>> BEGIN Data section

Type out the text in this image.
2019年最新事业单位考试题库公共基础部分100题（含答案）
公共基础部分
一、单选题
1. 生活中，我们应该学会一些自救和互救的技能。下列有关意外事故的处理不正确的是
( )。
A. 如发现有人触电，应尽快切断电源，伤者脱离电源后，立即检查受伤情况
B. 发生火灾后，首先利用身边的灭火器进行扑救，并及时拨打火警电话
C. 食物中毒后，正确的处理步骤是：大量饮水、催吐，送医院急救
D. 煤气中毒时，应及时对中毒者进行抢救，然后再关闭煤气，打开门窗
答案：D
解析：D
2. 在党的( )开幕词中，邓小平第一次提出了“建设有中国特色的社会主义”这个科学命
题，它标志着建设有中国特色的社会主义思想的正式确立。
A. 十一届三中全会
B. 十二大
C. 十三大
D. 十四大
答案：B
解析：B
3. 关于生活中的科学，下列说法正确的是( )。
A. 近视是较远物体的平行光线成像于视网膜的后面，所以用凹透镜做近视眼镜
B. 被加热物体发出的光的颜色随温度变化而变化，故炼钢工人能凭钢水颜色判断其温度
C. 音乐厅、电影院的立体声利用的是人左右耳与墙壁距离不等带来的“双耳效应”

>> END Data section

Given request – The listing above must be transcribed exactly, line by line.

Exercise answer –
Type out the text in this image.
2019年最新事业单位考试题库公共基础部分100题（含答案）
公共基础部分
一、单选题
1. 生活中，我们应该学会一些自救和互救的技能。下列有关意外事故的处理不正确的是
( )。
A. 如发现有人触电，应尽快切断电源，伤者脱离电源后，立即检查受伤情况
B. 发生火灾后，首先利用身边的灭火器进行扑救，并及时拨打火警电话
C. 食物中毒后，正确的处理步骤是：大量饮水、催吐，送医院急救
D. 煤气中毒时，应及时对中毒者进行抢救，然后再关闭煤气，打开门窗
答案：D
解析：D
2. 在党的( )开幕词中，邓小平第一次提出了“建设有中国特色的社会主义”这个科学命
题，它标志着建设有中国特色的社会主义思想的正式确立。
A. 十一届三中全会
B. 十二大
C. 十三大
D. 十四大
答案：B
解析：B
3. 关于生活中的科学，下列说法正确的是( )。
A. 近视是较远物体的平行光线成像于视网膜的后面，所以用凹透镜做近视眼镜
B. 被加热物体发出的光的颜色随温度变化而变化，故炼钢工人能凭钢水颜色判断其温度
C. 音乐厅、电影院的立体声利用的是人左右耳与墙壁距离不等带来的“双耳效应”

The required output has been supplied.